[Extracted data entries]
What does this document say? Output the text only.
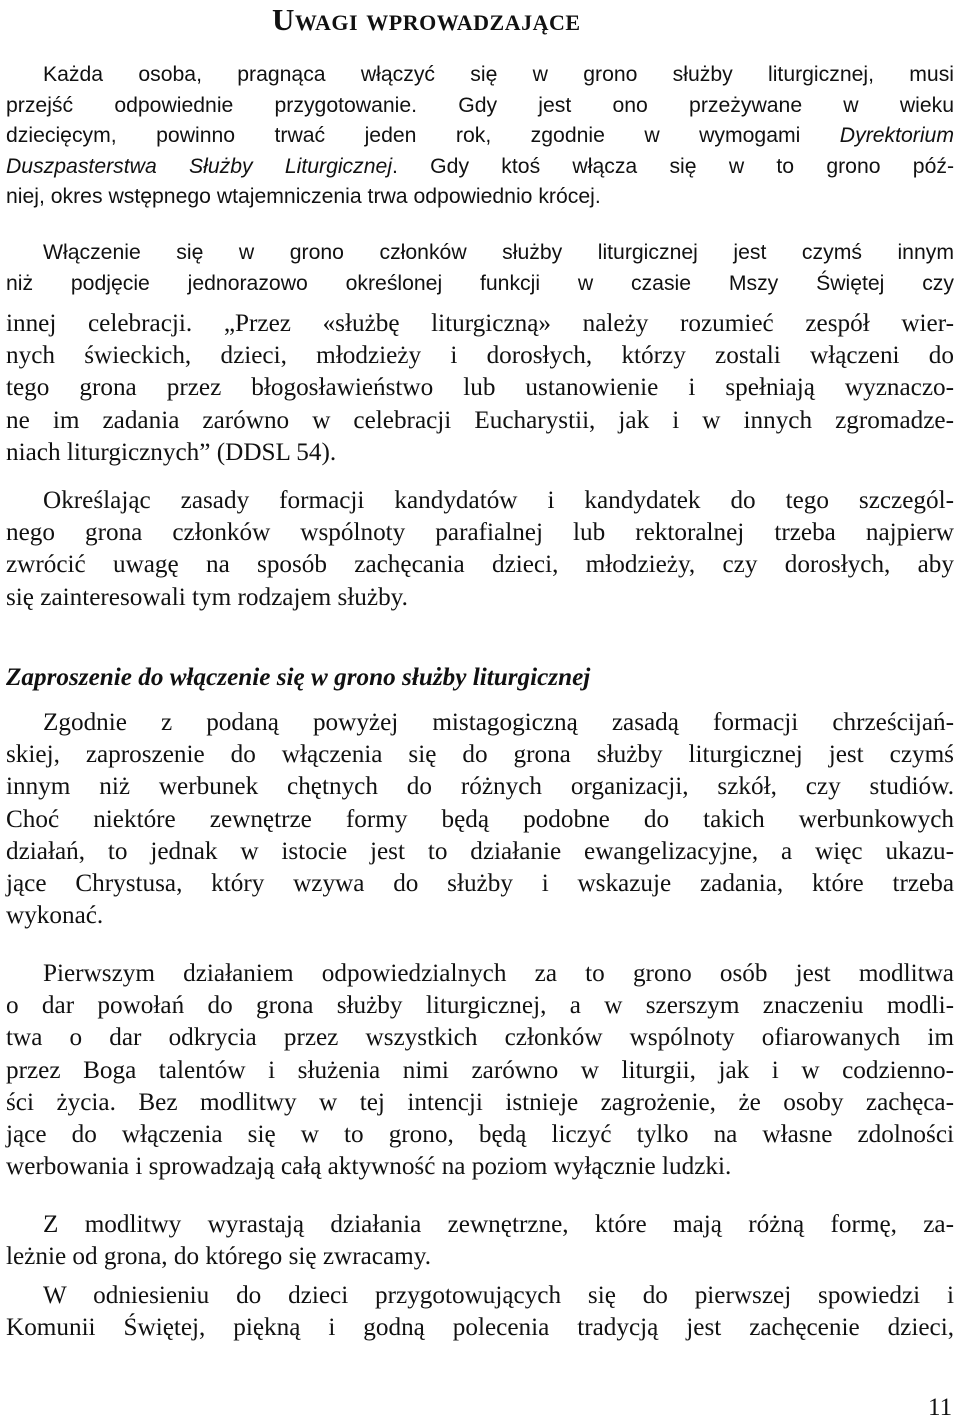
Uwagi wprowadzające
Każda osoba, pragnąca włączyć się w grono służby liturgicznej, musi
przejść odpowiednie przygotowanie. Gdy jest ono przeżywane w wieku
dziecięcym, powinno trwać jeden rok, zgodnie w wymogami Dyrektorium
Duszpasterstwa Służby Liturgicznej. Gdy ktoś włącza się w to grono póź-
niej, okres wstępnego wtajemniczenia trwa odpowiednio krócej.
Włączenie się w grono członków służby liturgicznej jest czymś innym
niż podjęcie jednorazowo określonej funkcji w czasie Mszy Świętej czy
innej celebracji. „Przez «służbę liturgiczną» należy rozumieć zespół wier-
nych świeckich, dzieci, młodzieży i dorosłych, którzy zostali włączeni do
tego grona przez błogosławieństwo lub ustanowienie i spełniają wyznaczo-
ne im zadania zarówno w celebracji Eucharystii, jak i w innych zgromadze-
niach liturgicznych” (DDSL 54).
Określając zasady formacji kandydatów i kandydatek do tego szczegól-
nego grona członków wspólnoty parafialnej lub rektoralnej trzeba najpierw
zwrócić uwagę na sposób zachęcania dzieci, młodzieży, czy dorosłych, aby
się zainteresowali tym rodzajem służby.
Zaproszenie do włączenie się w grono służby liturgicznej
Zgodnie z podaną powyżej mistagogiczną zasadą formacji chrześcijań-
skiej, zaproszenie do włączenia się do grona służby liturgicznej jest czymś
innym niż werbunek chętnych do różnych organizacji, szkół, czy studiów.
Choć niektóre zewnętrze formy będą podobne do takich werbunkowych
działań, to jednak w istocie jest to działanie ewangelizacyjne, a więc ukazu-
jące Chrystusa, który wzywa do służby i wskazuje zadania, które trzeba
wykonać.
Pierwszym działaniem odpowiedzialnych za to grono osób jest modlitwa
o dar powołań do grona służby liturgicznej, a w szerszym znaczeniu modli-
twa o dar odkrycia przez wszystkich członków wspólnoty ofiarowanych im
przez Boga talentów i służenia nimi zarówno w liturgii, jak i w codzienno-
ści życia. Bez modlitwy w tej intencji istnieje zagrożenie, że osoby zachęca-
jące do włączenia się w to grono, będą liczyć tylko na własne zdolności
werbowania i sprowadzają całą aktywność na poziom wyłącznie ludzki.
Z modlitwy wyrastają działania zewnętrzne, które mają różną formę, za-
leżnie od grona, do którego się zwracamy.
W odniesieniu do dzieci przygotowujących się do pierwszej spowiedzi i
Komunii Świętej, piękną i godną polecenia tradycją jest zachęcenie dzieci,
11
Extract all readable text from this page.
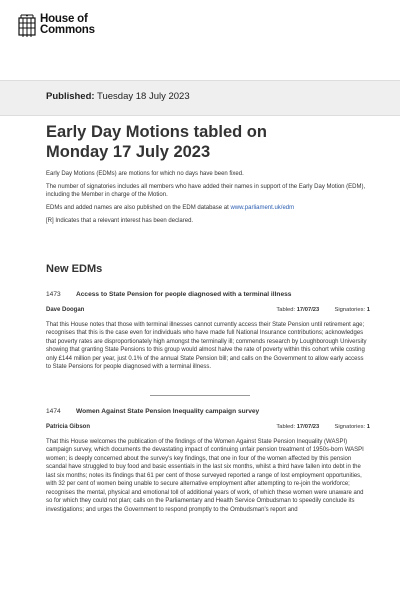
House of
Commons
Published: Tuesday 18 July 2023
Early Day Motions tabled on
Monday 17 July 2023

Early Day Motions (EDMs) are motions for which no days have been fixed.

The number of signatories includes all members who have added their names in support of the Early Day Motion (EDM), including the Member in charge of the Motion.

EDMs and added names are also published on the EDM database at www.parliament.uk/edm

[R] Indicates that a relevant interest has been declared.

New EDMs
1473	Access to State Pension for people diagnosed with a terminal illness
Tabled: 17/07/23	Signatories: 1
Dave Doogan
That this House notes that those with terminal illnesses cannot currently access their State Pension until retirement age; recognises that this is the case even for individuals who have made full National Insurance contributions; acknowledges that poverty rates are disproportionately high amongst the terminally ill; commends research by Loughborough University showing that granting State Pensions to this group would almost halve the rate of poverty within this cohort while costing only £144 million per year, just 0.1% of the annual State Pension bill; and calls on the Government to allow early access to State Pensions for people diagnosed with a terminal illness.
1474	Women Against State Pension Inequality campaign survey
Tabled: 17/07/23	Signatories: 1
Patricia Gibson
That this House welcomes the publication of the findings of the Women Against State Pension Inequality (WASPI) campaign survey, which documents the devastating impact of continuing unfair pension treatment of 1950s-born WASPI women; is deeply concerned about the survey's key findings, that one in four of the women affected by this pension scandal have struggled to buy food and basic essentials in the last six months, whilst a third have fallen into debt in the last six months; notes its findings that 61 per cent of those surveyed reported a range of lost employment opportunities, with 32 per cent of women being unable to secure alternative employment after attempting to re-join the workforce; recognises the mental, physical and emotional toll of additional years of work, of which these women were unaware and so for which they could not plan; calls on the Parliamentary and Health Service Ombudsman to speedily conclude its investigations; and urges the Government to respond promptly to the Ombudsman's report and
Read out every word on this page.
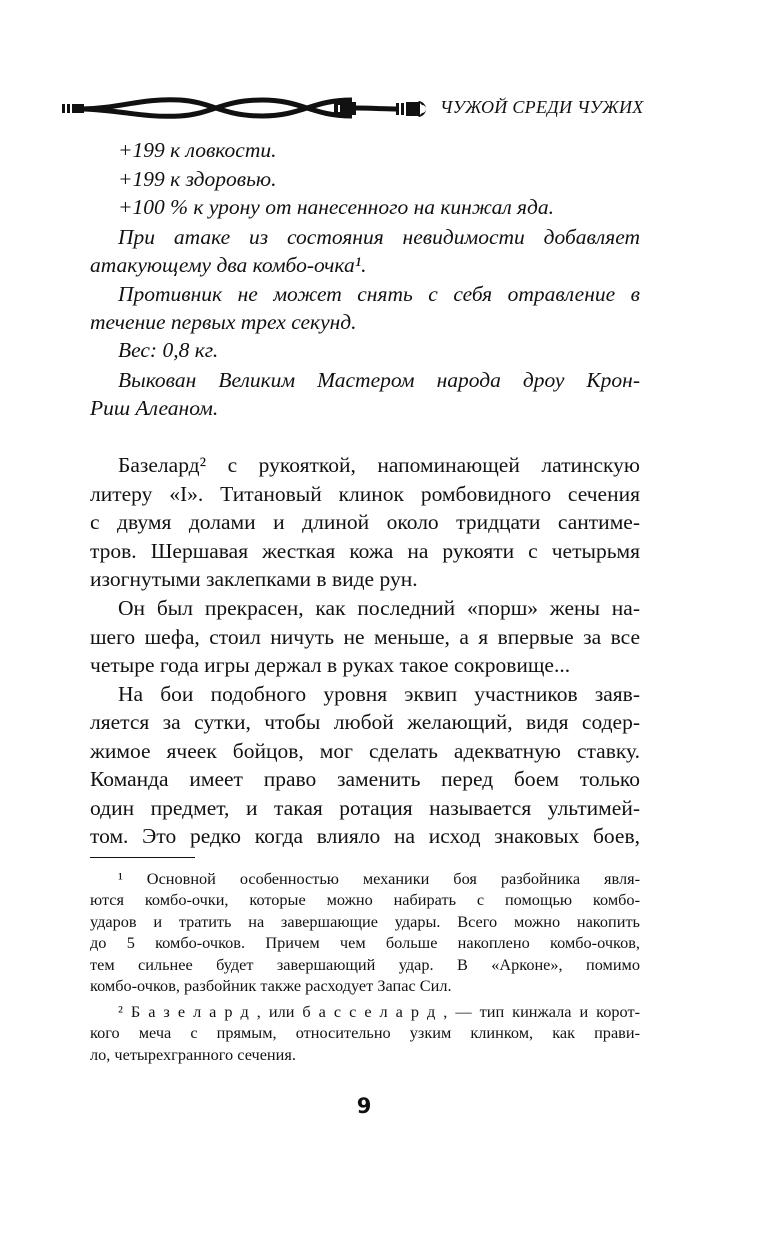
ЧУЖОЙ СРЕДИ ЧУЖИХ
+199 к ловкости.
+199 к здоровью.
+100 % к урону от нанесенного на кинжал яда.
При атаке из состояния невидимости добавляет
атакующему два комбо-очка¹.
Противник не может снять с себя отравление в
течение первых трех секунд.
Вес: 0,8 кг.
Выкован Великим Мастером народа дроу Крон-
Риш Алеаном.
Базелард² с рукояткой, напоминающей латинскую
литеру «I». Титановый клинок ромбовидного сечения
с двумя долами и длиной около тридцати сантиме-
тров. Шершавая жесткая кожа на рукояти с четырьмя
изогнутыми заклепками в виде рун.
Он был прекрасен, как последний «порш» жены на-
шего шефа, стоил ничуть не меньше, а я впервые за все
четыре года игры держал в руках такое сокровище...
На бои подобного уровня эквип участников заяв-
ляется за сутки, чтобы любой желающий, видя содер-
жимое ячеек бойцов, мог сделать адекватную ставку.
Команда имеет право заменить перед боем только
один предмет, и такая ротация называется ультимей-
том. Это редко когда влияло на исход знаковых боев,
¹ Основной особенностью механики боя разбойника явля-
ются комбо-очки, которые можно набирать с помощью комбо-
ударов и тратить на завершающие удары. Всего можно накопить
до 5 комбо-очков. Причем чем больше накоплено комбо-очков,
тем сильнее будет завершающий удар. В «Арконе», помимо
комбо-очков, разбойник также расходует Запас Сил.
² Б а з е л а р д , или б а с с е л а р д , — тип кинжала и корот-
кого меча с прямым, относительно узким клинком, как прави-
ло, четырехгранного сечения.
9
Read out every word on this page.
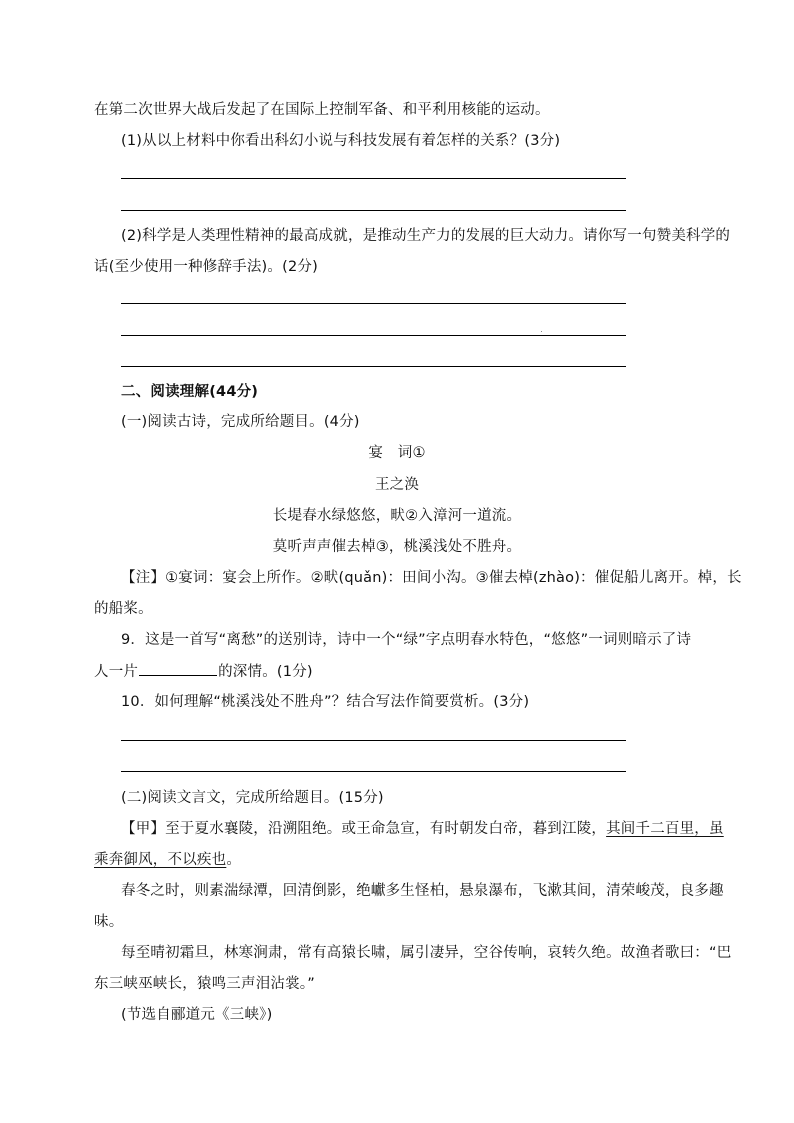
在第二次世界大战后发起了在国际上控制军备、和平利用核能的运动。
(1)从以上材料中你看出科幻小说与科技发展有着怎样的关系？(3分)
(2)科学是人类理性精神的最高成就，是推动生产力的发展的巨大动力。请你写一句赞美科学的
话(至少使用一种修辞手法)。(2分)
二、阅读理解(44分)
(一)阅读古诗，完成所给题目。(4分)
宴　词①
王之涣
长堤春水绿悠悠，畎②入漳河一道流。
莫听声声催去棹③，桃溪浅处不胜舟。
【注】①宴词：宴会上所作。②畎(quǎn)：田间小沟。③催去棹(zhào)：催促船儿离开。棹，长
的船桨。
9．这是一首写“离愁”的送别诗，诗中一个“绿”字点明春水特色，“悠悠”一词则暗示了诗
人一片	的深情。(1分)
10．如何理解“桃溪浅处不胜舟”？结合写法作简要赏析。(3分)
(二)阅读文言文，完成所给题目。(15分)
【甲】至于夏水襄陵，沿溯阻绝。或王命急宣，有时朝发白帝，暮到江陵，其间千二百里，虽
乘奔御风，不以疾也。
春冬之时，则素湍绿潭，回清倒影，绝巘多生怪柏，悬泉瀑布，飞漱其间，清荣峻茂，良多趣
味。
每至晴初霜旦，林寒涧肃，常有高猿长啸，属引凄异，空谷传响，哀转久绝。故渔者歌曰：“巴
东三峡巫峡长，猿鸣三声泪沾裳。”
(节选自郦道元《三峡》)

• REQUIRED WORK: Nothing but the pictures may be dropped; output the records above exactly.

• EXERCISE OUTPUT:
What does this document say? Output the text only.
Uwagi wprowadzające
Każda osoba, pragnąca włączyć się w grono służby liturgicznej, musi
przejść odpowiednie przygotowanie. Gdy jest ono przeżywane w wieku
dziecięcym, powinno trwać jeden rok, zgodnie w wymogami Dyrektorium
Duszpasterstwa Służby Liturgicznej. Gdy ktoś włącza się w to grono póź-
niej, okres wstępnego wtajemniczenia trwa odpowiednio krócej.
Włączenie się w grono członków służby liturgicznej jest czymś innym
niż podjęcie jednorazowo określonej funkcji w czasie Mszy Świętej czy
innej celebracji. „Przez «służbę liturgiczną» należy rozumieć zespół wier-
nych świeckich, dzieci, młodzieży i dorosłych, którzy zostali włączeni do
tego grona przez błogosławieństwo lub ustanowienie i spełniają wyznaczo-
ne im zadania zarówno w celebracji Eucharystii, jak i w innych zgromadze-
niach liturgicznych” (DDSL 54).
Określając zasady formacji kandydatów i kandydatek do tego szczegól-
nego grona członków wspólnoty parafialnej lub rektoralnej trzeba najpierw
zwrócić uwagę na sposób zachęcania dzieci, młodzieży, czy dorosłych, aby
się zainteresowali tym rodzajem służby.
Zaproszenie do włączenie się w grono służby liturgicznej
Zgodnie z podaną powyżej mistagogiczną zasadą formacji chrześcijań-
skiej, zaproszenie do włączenia się do grona służby liturgicznej jest czymś
innym niż werbunek chętnych do różnych organizacji, szkół, czy studiów.
Choć niektóre zewnętrze formy będą podobne do takich werbunkowych
działań, to jednak w istocie jest to działanie ewangelizacyjne, a więc ukazu-
jące Chrystusa, który wzywa do służby i wskazuje zadania, które trzeba
wykonać.
Pierwszym działaniem odpowiedzialnych za to grono osób jest modlitwa
o dar powołań do grona służby liturgicznej, a w szerszym znaczeniu modli-
twa o dar odkrycia przez wszystkich członków wspólnoty ofiarowanych im
przez Boga talentów i służenia nimi zarówno w liturgii, jak i w codzienno-
ści życia. Bez modlitwy w tej intencji istnieje zagrożenie, że osoby zachęca-
jące do włączenia się w to grono, będą liczyć tylko na własne zdolności
werbowania i sprowadzają całą aktywność na poziom wyłącznie ludzki.
Z modlitwy wyrastają działania zewnętrzne, które mają różną formę, za-
leżnie od grona, do którego się zwracamy.
W odniesieniu do dzieci przygotowujących się do pierwszej spowiedzi i
Komunii Świętej, piękną i godną polecenia tradycją jest zachęcenie dzieci,
11
Extract all readable text from this page.
House of
Commons
Published: Tuesday 18 July 2023
Early Day Motions tabled on
Monday 17 July 2023

Early Day Motions (EDMs) are motions for which no days have been fixed.

The number of signatories includes all members who have added their names in support of the Early Day Motion (EDM), including the Member in charge of the Motion.

EDMs and added names are also published on the EDM database at www.parliament.uk/edm

[R] Indicates that a relevant interest has been declared.

New EDMs
1473	Access to State Pension for people diagnosed with a terminal illness
Tabled: 17/07/23	Signatories: 1
Dave Doogan
That this House notes that those with terminal illnesses cannot currently access their State Pension until retirement age; recognises that this is the case even for individuals who have made full National Insurance contributions; acknowledges that poverty rates are disproportionately high amongst the terminally ill; commends research by Loughborough University showing that granting State Pensions to this group would almost halve the rate of poverty within this cohort while costing only £144 million per year, just 0.1% of the annual State Pension bill; and calls on the Government to allow early access to State Pensions for people diagnosed with a terminal illness.
1474	Women Against State Pension Inequality campaign survey
Tabled: 17/07/23	Signatories: 1
Patricia Gibson
That this House welcomes the publication of the findings of the Women Against State Pension Inequality (WASPI) campaign survey, which documents the devastating impact of continuing unfair pension treatment of 1950s-born WASPI women; is deeply concerned about the survey's key findings, that one in four of the women affected by this pension scandal have struggled to buy food and basic essentials in the last six months, whilst a third have fallen into debt in the last six months; notes its findings that 61 per cent of those surveyed reported a range of lost employment opportunities, with 32 per cent of women being unable to secure alternative employment after attempting to re-join the workforce; recognises the mental, physical and emotional toll of additional years of work, of which these women were unaware and so for which they could not plan; calls on the Parliamentary and Health Service Ombudsman to speedily conclude its investigations; and urges the Government to respond promptly to the Ombudsman's report and
Read out every word on this page.
ЧУЖОЙ СРЕДИ ЧУЖИХ
+199 к ловкости.
+199 к здоровью.
+100 % к урону от нанесенного на кинжал яда.
При атаке из состояния невидимости добавляет
атакующему два комбо-очка¹.
Противник не может снять с себя отравление в
течение первых трех секунд.
Вес: 0,8 кг.
Выкован Великим Мастером народа дроу Крон-
Риш Алеаном.
Базелард² с рукояткой, напоминающей латинскую
литеру «I». Титановый клинок ромбовидного сечения
с двумя долами и длиной около тридцати сантиме-
тров. Шершавая жесткая кожа на рукояти с четырьмя
изогнутыми заклепками в виде рун.
Он был прекрасен, как последний «порш» жены на-
шего шефа, стоил ничуть не меньше, а я впервые за все
четыре года игры держал в руках такое сокровище...
На бои подобного уровня эквип участников заяв-
ляется за сутки, чтобы любой желающий, видя содер-
жимое ячеек бойцов, мог сделать адекватную ставку.
Команда имеет право заменить перед боем только
один предмет, и такая ротация называется ультимей-
том. Это редко когда влияло на исход знаковых боев,
¹ Основной особенностью механики боя разбойника явля-
ются комбо-очки, которые можно набирать с помощью комбо-
ударов и тратить на завершающие удары. Всего можно накопить
до 5 комбо-очков. Причем чем больше накоплено комбо-очков,
тем сильнее будет завершающий удар. В «Арконе», помимо
комбо-очков, разбойник также расходует Запас Сил.
² Б а з е л а р д , или б а с с е л а р д , — тип кинжала и корот-
кого меча с прямым, относительно узким клинком, как прави-
ло, четырехгранного сечения.
9
Read out every word on this page.
在第二次世界大战后发起了在国际上控制军备、和平利用核能的运动。
(1)从以上材料中你看出科幻小说与科技发展有着怎样的关系？(3分)
(2)科学是人类理性精神的最高成就，是推动生产力的发展的巨大动力。请你写一句赞美科学的
话(至少使用一种修辞手法)。(2分)
二、阅读理解(44分)
(一)阅读古诗，完成所给题目。(4分)
宴　词①
王之涣
长堤春水绿悠悠，畎②入漳河一道流。
莫听声声催去棹③，桃溪浅处不胜舟。
【注】①宴词：宴会上所作。②畎(quǎn)：田间小沟。③催去棹(zhào)：催促船儿离开。棹，长
的船桨。
9．这是一首写“离愁”的送别诗，诗中一个“绿”字点明春水特色，“悠悠”一词则暗示了诗
人一片	的深情。(1分)
10．如何理解“桃溪浅处不胜舟”？结合写法作简要赏析。(3分)
(二)阅读文言文，完成所给题目。(15分)
【甲】至于夏水襄陵，沿溯阻绝。或王命急宣，有时朝发白帝，暮到江陵，其间千二百里，虽
乘奔御风，不以疾也。
春冬之时，则素湍绿潭，回清倒影，绝巘多生怪柏，悬泉瀑布，飞漱其间，清荣峻茂，良多趣
味。
每至晴初霜旦，林寒涧肃，常有高猿长啸，属引凄异，空谷传响，哀转久绝。故渔者歌曰：“巴
东三峡巫峡长，猿鸣三声泪沾裳。”
(节选自郦道元《三峡》)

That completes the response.